#### [Problem details]
Reproduce each of the following lines verbatim, with no changes, across all the records.

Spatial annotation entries
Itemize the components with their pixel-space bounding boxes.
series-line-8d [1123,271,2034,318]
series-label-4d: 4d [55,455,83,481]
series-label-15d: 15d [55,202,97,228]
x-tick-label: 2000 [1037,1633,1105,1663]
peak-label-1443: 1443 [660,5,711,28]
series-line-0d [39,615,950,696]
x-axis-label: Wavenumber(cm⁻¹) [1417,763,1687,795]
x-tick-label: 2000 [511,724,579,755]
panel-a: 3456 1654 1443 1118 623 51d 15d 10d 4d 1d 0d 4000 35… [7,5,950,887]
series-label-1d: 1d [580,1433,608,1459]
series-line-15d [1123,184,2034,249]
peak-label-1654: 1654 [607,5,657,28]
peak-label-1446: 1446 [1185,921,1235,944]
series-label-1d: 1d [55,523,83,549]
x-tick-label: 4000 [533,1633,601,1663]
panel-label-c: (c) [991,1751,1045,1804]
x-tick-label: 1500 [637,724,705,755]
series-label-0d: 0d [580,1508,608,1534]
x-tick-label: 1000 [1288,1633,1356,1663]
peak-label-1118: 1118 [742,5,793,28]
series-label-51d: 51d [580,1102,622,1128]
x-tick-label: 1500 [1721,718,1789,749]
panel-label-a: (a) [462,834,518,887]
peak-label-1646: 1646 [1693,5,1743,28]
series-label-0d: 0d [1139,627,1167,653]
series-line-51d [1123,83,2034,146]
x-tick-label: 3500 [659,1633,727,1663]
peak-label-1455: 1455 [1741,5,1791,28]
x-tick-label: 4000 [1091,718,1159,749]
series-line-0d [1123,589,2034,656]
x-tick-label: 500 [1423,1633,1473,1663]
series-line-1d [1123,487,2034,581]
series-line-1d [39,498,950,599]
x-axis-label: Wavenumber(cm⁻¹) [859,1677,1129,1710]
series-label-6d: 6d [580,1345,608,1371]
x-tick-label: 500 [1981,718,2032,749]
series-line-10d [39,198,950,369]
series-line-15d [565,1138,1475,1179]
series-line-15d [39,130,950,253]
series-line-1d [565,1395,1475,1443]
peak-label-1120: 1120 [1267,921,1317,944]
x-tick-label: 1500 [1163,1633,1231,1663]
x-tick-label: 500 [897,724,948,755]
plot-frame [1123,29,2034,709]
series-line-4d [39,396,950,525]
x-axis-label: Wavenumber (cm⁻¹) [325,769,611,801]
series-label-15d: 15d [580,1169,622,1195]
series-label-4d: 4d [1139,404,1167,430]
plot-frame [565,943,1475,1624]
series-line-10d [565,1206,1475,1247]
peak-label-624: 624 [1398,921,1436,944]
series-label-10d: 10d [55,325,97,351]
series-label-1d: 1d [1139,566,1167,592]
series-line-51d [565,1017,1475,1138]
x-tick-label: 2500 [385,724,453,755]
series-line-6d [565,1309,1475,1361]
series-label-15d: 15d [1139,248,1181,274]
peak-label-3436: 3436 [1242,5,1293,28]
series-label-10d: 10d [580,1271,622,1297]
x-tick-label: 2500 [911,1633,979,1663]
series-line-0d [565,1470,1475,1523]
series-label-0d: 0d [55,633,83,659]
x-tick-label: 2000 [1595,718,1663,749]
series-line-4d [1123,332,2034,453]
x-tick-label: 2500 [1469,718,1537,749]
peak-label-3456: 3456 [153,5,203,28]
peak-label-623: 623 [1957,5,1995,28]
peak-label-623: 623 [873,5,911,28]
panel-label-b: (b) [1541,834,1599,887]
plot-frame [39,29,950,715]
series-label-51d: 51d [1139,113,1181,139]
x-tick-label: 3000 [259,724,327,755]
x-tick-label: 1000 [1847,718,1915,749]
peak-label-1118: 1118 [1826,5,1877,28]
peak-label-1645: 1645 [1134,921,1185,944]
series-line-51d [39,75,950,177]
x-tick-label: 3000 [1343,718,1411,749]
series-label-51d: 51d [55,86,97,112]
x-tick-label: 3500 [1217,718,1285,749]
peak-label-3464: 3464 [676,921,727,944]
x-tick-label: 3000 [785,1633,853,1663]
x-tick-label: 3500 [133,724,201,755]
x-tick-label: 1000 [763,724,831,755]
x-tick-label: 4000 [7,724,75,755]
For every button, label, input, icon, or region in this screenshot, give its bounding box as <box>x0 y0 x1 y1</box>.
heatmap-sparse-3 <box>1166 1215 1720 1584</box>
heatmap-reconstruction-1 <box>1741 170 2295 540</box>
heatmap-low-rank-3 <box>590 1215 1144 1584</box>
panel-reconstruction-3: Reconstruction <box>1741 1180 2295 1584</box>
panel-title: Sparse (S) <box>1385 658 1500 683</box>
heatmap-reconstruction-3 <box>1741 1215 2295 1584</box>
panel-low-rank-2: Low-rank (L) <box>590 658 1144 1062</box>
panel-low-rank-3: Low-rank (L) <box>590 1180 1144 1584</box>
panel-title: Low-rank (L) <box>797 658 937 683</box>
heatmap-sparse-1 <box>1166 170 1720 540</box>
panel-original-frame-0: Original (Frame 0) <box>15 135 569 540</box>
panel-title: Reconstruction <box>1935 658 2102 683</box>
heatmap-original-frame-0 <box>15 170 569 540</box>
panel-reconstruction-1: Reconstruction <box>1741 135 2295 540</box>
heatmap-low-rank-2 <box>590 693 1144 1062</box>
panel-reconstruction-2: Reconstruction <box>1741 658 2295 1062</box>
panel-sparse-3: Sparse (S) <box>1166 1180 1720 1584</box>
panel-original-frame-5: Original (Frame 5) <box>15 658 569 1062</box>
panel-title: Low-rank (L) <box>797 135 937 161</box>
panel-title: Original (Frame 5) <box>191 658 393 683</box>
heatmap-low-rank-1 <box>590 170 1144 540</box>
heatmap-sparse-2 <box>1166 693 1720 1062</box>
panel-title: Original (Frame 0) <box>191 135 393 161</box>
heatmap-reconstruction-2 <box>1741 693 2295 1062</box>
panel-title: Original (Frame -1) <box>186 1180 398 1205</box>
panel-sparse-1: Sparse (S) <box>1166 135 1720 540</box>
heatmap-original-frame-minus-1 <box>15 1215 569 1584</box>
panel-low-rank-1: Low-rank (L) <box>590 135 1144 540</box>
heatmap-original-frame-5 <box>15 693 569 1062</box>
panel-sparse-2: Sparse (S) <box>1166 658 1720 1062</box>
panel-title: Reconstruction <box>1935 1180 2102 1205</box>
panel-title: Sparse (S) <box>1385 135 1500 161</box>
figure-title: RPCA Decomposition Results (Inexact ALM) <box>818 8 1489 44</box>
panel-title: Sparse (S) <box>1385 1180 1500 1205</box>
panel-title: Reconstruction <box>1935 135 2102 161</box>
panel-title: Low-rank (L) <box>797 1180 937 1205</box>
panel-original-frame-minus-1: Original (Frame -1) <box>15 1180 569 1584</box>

#### [Written solution]
Itemize the components with their pixel-space bounding boxes.
series-line-8d [1123,271,2034,318]
series-label-4d: 4d [55,455,83,481]
series-label-15d: 15d [55,202,97,228]
x-tick-label: 2000 [1037,1633,1105,1663]
peak-label-1443: 1443 [660,5,711,28]
series-line-0d [39,615,950,696]
x-axis-label: Wavenumber(cm⁻¹) [1417,763,1687,795]
x-tick-label: 2000 [511,724,579,755]
panel-a: 3456 1654 1443 1118 623 51d 15d 10d 4d 1d 0d 4000 35… [7,5,950,887]
series-label-1d: 1d [580,1433,608,1459]
series-line-15d [1123,184,2034,249]
peak-label-1654: 1654 [607,5,657,28]
peak-label-1446: 1446 [1185,921,1235,944]
series-label-1d: 1d [55,523,83,549]
x-tick-label: 4000 [533,1633,601,1663]
panel-label-c: (c) [991,1751,1045,1804]
x-tick-label: 1500 [637,724,705,755]
series-label-0d: 0d [580,1508,608,1534]
x-tick-label: 1000 [1288,1633,1356,1663]
peak-label-1118: 1118 [742,5,793,28]
series-label-51d: 51d [580,1102,622,1128]
x-tick-label: 1500 [1721,718,1789,749]
panel-label-a: (a) [462,834,518,887]
peak-label-1646: 1646 [1693,5,1743,28]
series-label-0d: 0d [1139,627,1167,653]
series-line-51d [1123,83,2034,146]
x-tick-label: 3500 [659,1633,727,1663]
peak-label-1455: 1455 [1741,5,1791,28]
x-tick-label: 4000 [1091,718,1159,749]
series-line-0d [1123,589,2034,656]
x-tick-label: 500 [1423,1633,1473,1663]
series-line-1d [1123,487,2034,581]
series-line-1d [39,498,950,599]
x-axis-label: Wavenumber(cm⁻¹) [859,1677,1129,1710]
series-label-6d: 6d [580,1345,608,1371]
x-tick-label: 500 [1981,718,2032,749]
series-line-10d [39,198,950,369]
series-line-15d [565,1138,1475,1179]
series-line-15d [39,130,950,253]
series-line-1d [565,1395,1475,1443]
peak-label-1120: 1120 [1267,921,1317,944]
x-tick-label: 1500 [1163,1633,1231,1663]
x-tick-label: 500 [897,724,948,755]
plot-frame [1123,29,2034,709]
series-line-4d [39,396,950,525]
x-axis-label: Wavenumber (cm⁻¹) [325,769,611,801]
series-label-15d: 15d [580,1169,622,1195]
series-label-4d: 4d [1139,404,1167,430]
plot-frame [565,943,1475,1624]
series-line-10d [565,1206,1475,1247]
peak-label-624: 624 [1398,921,1436,944]
series-label-10d: 10d [55,325,97,351]
series-label-1d: 1d [1139,566,1167,592]
series-line-51d [565,1017,1475,1138]
x-tick-label: 2500 [385,724,453,755]
series-line-6d [565,1309,1475,1361]
series-label-15d: 15d [1139,248,1181,274]
peak-label-3436: 3436 [1242,5,1293,28]
series-label-10d: 10d [580,1271,622,1297]
x-tick-label: 2500 [911,1633,979,1663]
series-line-0d [565,1470,1475,1523]
series-label-0d: 0d [55,633,83,659]
x-tick-label: 2000 [1595,718,1663,749]
series-line-4d [1123,332,2034,453]
x-tick-label: 2500 [1469,718,1537,749]
peak-label-3456: 3456 [153,5,203,28]
peak-label-623: 623 [1957,5,1995,28]
peak-label-623: 623 [873,5,911,28]
panel-label-b: (b) [1541,834,1599,887]
plot-frame [39,29,950,715]
series-label-51d: 51d [1139,113,1181,139]
x-tick-label: 3000 [259,724,327,755]
x-tick-label: 1000 [1847,718,1915,749]
peak-label-1118: 1118 [1826,5,1877,28]
peak-label-1645: 1645 [1134,921,1185,944]
series-line-51d [39,75,950,177]
x-tick-label: 3000 [1343,718,1411,749]
series-label-51d: 51d [55,86,97,112]
x-tick-label: 3500 [1217,718,1285,749]
peak-label-3464: 3464 [676,921,727,944]
x-tick-label: 3000 [785,1633,853,1663]
x-tick-label: 3500 [133,724,201,755]
x-tick-label: 1000 [763,724,831,755]
x-tick-label: 4000 [7,724,75,755]
For every button, label, input, icon, or region in this screenshot, give its bounding box as <box>x0 y0 x1 y1</box>.
heatmap-sparse-3 <box>1166 1215 1720 1584</box>
heatmap-reconstruction-1 <box>1741 170 2295 540</box>
heatmap-low-rank-3 <box>590 1215 1144 1584</box>
panel-reconstruction-3: Reconstruction <box>1741 1180 2295 1584</box>
panel-title: Sparse (S) <box>1385 658 1500 683</box>
heatmap-reconstruction-3 <box>1741 1215 2295 1584</box>
panel-low-rank-2: Low-rank (L) <box>590 658 1144 1062</box>
panel-low-rank-3: Low-rank (L) <box>590 1180 1144 1584</box>
panel-title: Low-rank (L) <box>797 658 937 683</box>
heatmap-sparse-1 <box>1166 170 1720 540</box>
panel-original-frame-0: Original (Frame 0) <box>15 135 569 540</box>
panel-title: Reconstruction <box>1935 658 2102 683</box>
heatmap-original-frame-0 <box>15 170 569 540</box>
panel-reconstruction-1: Reconstruction <box>1741 135 2295 540</box>
heatmap-low-rank-2 <box>590 693 1144 1062</box>
panel-reconstruction-2: Reconstruction <box>1741 658 2295 1062</box>
panel-sparse-3: Sparse (S) <box>1166 1180 1720 1584</box>
panel-original-frame-5: Original (Frame 5) <box>15 658 569 1062</box>
panel-title: Low-rank (L) <box>797 135 937 161</box>
panel-title: Original (Frame 5) <box>191 658 393 683</box>
heatmap-low-rank-1 <box>590 170 1144 540</box>
heatmap-sparse-2 <box>1166 693 1720 1062</box>
panel-title: Original (Frame 0) <box>191 135 393 161</box>
heatmap-reconstruction-2 <box>1741 693 2295 1062</box>
panel-title: Original (Frame -1) <box>186 1180 398 1205</box>
panel-sparse-1: Sparse (S) <box>1166 135 1720 540</box>
heatmap-original-frame-minus-1 <box>15 1215 569 1584</box>
panel-low-rank-1: Low-rank (L) <box>590 135 1144 540</box>
heatmap-original-frame-5 <box>15 693 569 1062</box>
panel-sparse-2: Sparse (S) <box>1166 658 1720 1062</box>
panel-title: Reconstruction <box>1935 1180 2102 1205</box>
panel-title: Sparse (S) <box>1385 135 1500 161</box>
figure-title: RPCA Decomposition Results (Inexact ALM) <box>818 8 1489 44</box>
panel-title: Sparse (S) <box>1385 1180 1500 1205</box>
panel-title: Reconstruction <box>1935 135 2102 161</box>
panel-title: Low-rank (L) <box>797 1180 937 1205</box>
panel-original-frame-minus-1: Original (Frame -1) <box>15 1180 569 1584</box>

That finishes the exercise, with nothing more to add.